#### SOURCE TEXT
Observability facilities#

Third party software stack to keep an eye on your experiment or gather some metrics.

Website: https://discovery.gitlabpages.inria.fr/enoslib/index.html
Instant chat: https://framateam.org/enoslib
Source code: https://gitlab.inria.fr/discovery/enoslib

Prerequisites#

Make sure you’ve run the one time setup for your environment

Grid’5000 monitoring facilities#

Grid’5000 collects automatically metrics of the nodes. Those metrics can be queried using the REST API.

[ ]:

from grid5000 import Grid5000
from pathlib import Path

conf = Path.home() / ".python-grid5000.yaml"

gk = Grid5000.from_yaml(conf)

[ ]:

# get the list of the available metrics for a given cluster
import json

metrics = gk.sites["lyon"].clusters["nova"].metrics
print(json.dumps(metrics, indent=4))

[ ]:

[m["name"] for m in metrics]

[ ]:

import time
metric = "wattmetre_power_watt"
now = time.time()
measurements = gk.sites["lyon"].metrics.list(nodes="nova-1,nova-2,nova-3", start_time=now - 1000, metrics=metric)

# alternatively one can pass a job_id
# measurements = gk.sites["lyon"].metrics.list(job_id=1307628, metrics=metric)
measurements[:10]

[ ]:

import pandas as pd

df = pd.DataFrame([m.to_dict() for m in measurements])
df["timestamp"] = pd.to_datetime(df["timestamp"])
import seaborn as sns

sns.relplot(data=df, x="timestamp", y="value", hue="device_id", alpha=0.7)

## EnOSlib’s observability service#

A Service in EnOSlib is a third party software stack that is commonly used among experimenters. In particular, EnOSlib has some some Services which deal with the problem of getting some insight on what’s running on remote nodes.

A Service is a python object which exposes three main methods:

deploy: which deploy the service
destroy: remove stop the service
backup: retrieve some states of the services (e.g monitoring information)

Usually a service is used as follow:

service = Service(*args, **kwargs)
service.deploy()
...
# do stuffs
...
service.backup()
service.destroy()

But it’s sometime useful to use a Context Manager when working with module:

with Service(*args, **kwargs) as service:
    ...
    # do stuffs
    ...

This allows for

running the service for some time depending on what’s inside the context manager
cleaning (and backuping) stuffs automatically at the end

Common setup#

[ ]:

import enoslib as en

# Enable rich logging
_ = en.init_logging()

[ ]:

# claim the resources
network = en.G5kNetworkConf(type="prod", roles=["my_network"], site="rennes")

conf = (
    en.G5kConf.from_settings(job_type=[], job_name="enoslib_observability")
    .add_network_conf(network)
    .add_machine(
        roles=["control", "xp"], cluster="parasilo", nodes=1, primary_network=network
    )
########
#### COLLECTED DATA
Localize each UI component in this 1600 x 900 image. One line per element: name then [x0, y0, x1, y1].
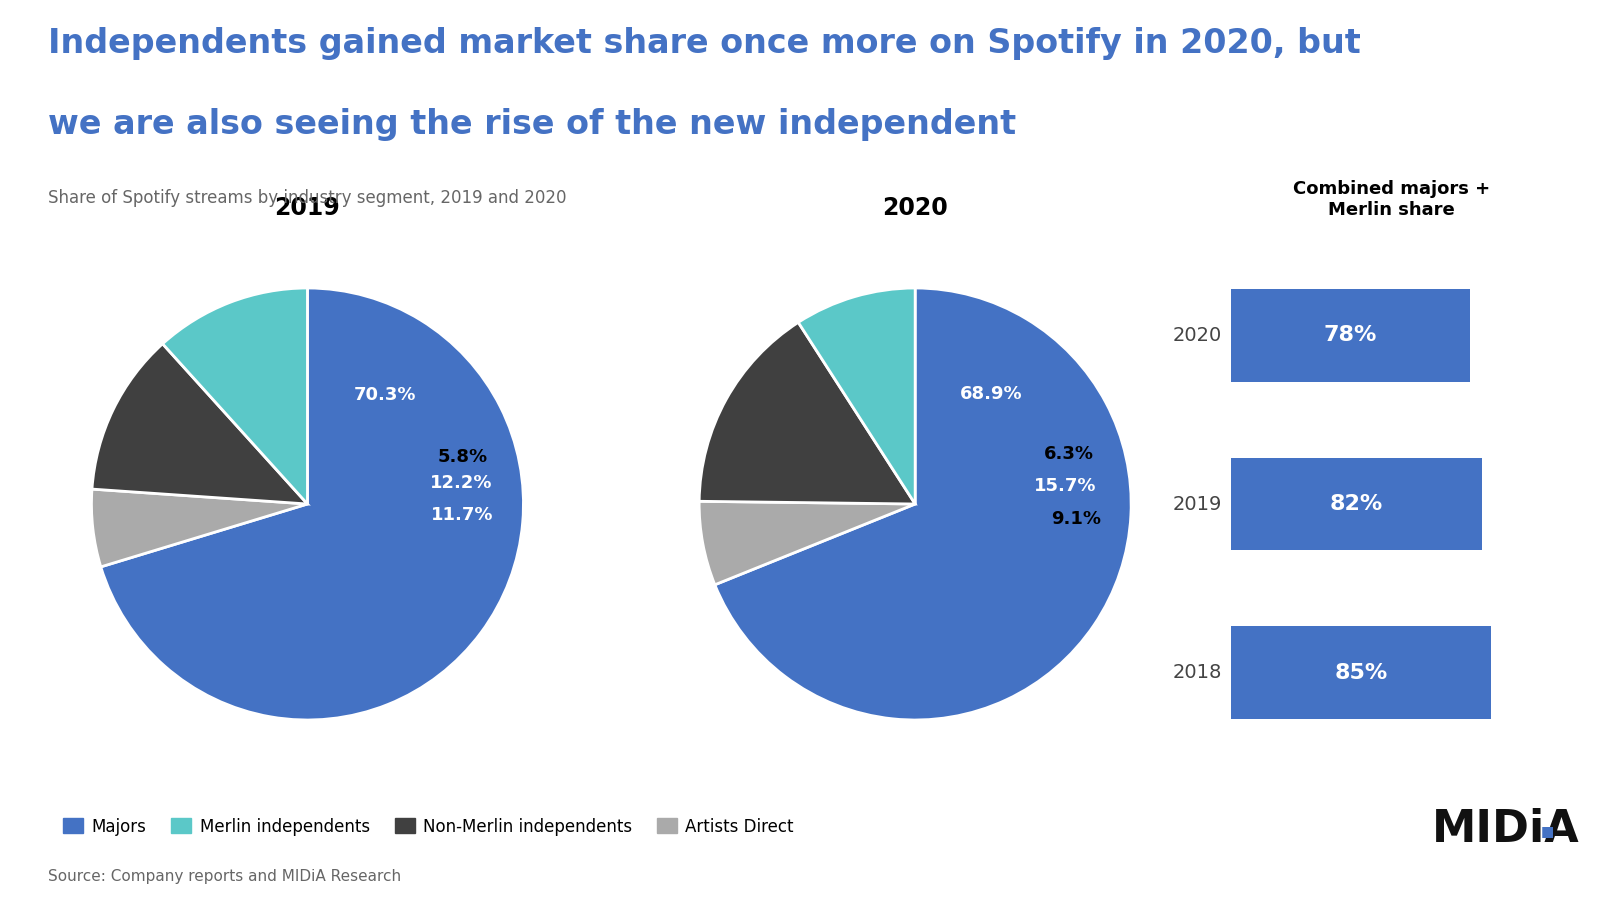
########
(WRITTEN PROBLEM 1):
Rewrite the part of the EnOSlib observability tutorial starting at "Make sure you’ve" and ending at "gk = Grid5000.from_yaml(conf)", putting "HTTP API" in place of "REST API".
(WRITTEN PROBLEM 2):
Carry the EnOSlib observability tutorial on from its last line.

(WRITTEN ANSWER 1):
Make sure you’ve run the one time setup for your environment

Grid’5000 monitoring facilities#

Grid’5000 collects automatically metrics of the nodes. Those metrics can be queried using the HTTP API.

[ ]:

from grid5000 import Grid5000
from pathlib import Path

conf = Path.home() / ".python-grid5000.yaml"

gk = Grid5000.from_yaml(conf)

(WRITTEN ANSWER 2):
    .add_machine(
        roles=["agent", "xp"], cluster="parasilo", nodes=1, primary_network=network
    )
    .finalize()
)
conf

[ ]:

provider = en.G5k(conf)
roles, networks = provider.init()
roles

A simple load generator#

We’ll install a simple load generator: stress available in the debian packages.

[ ]:

with en.actions(roles=roles["agent"]) as a:
    a.apt(name="stress", state="present")

Monitoring with dstat#

Dstat is a simple monitoring tool: dstat-real/dstat It runs as a single process and collect metrics from various sources. That makes it a good candidate for getting a quick insight on the resources consumptions during an experiment.

The EnOSlib implementation lets you easily - start Dstat processes on remote machine and start dumping the metrics into a csv file( it’s the purpose deploy method of the Dstat service) - retrieve all the csvs file (one per remote node) on your local machine ( that’s the purpose of the backup method) - stop every remote Dstat processes (that’s the purpose of the destroy method)

Capture#

Let’s start with a single capture implemented using a context manager. The context manager runs deploy when entering, and backup/destroy when exiting.

[ ]:

# Start a capture on all nodes
# - stress on some nodes
import time
with en.Dstat(nodes=roles["xp"]) as d:
    time.sleep(5)
    en.run_command("stress --cpu 4 --timeout 10", roles=roles["agent"])
    time.sleep(5)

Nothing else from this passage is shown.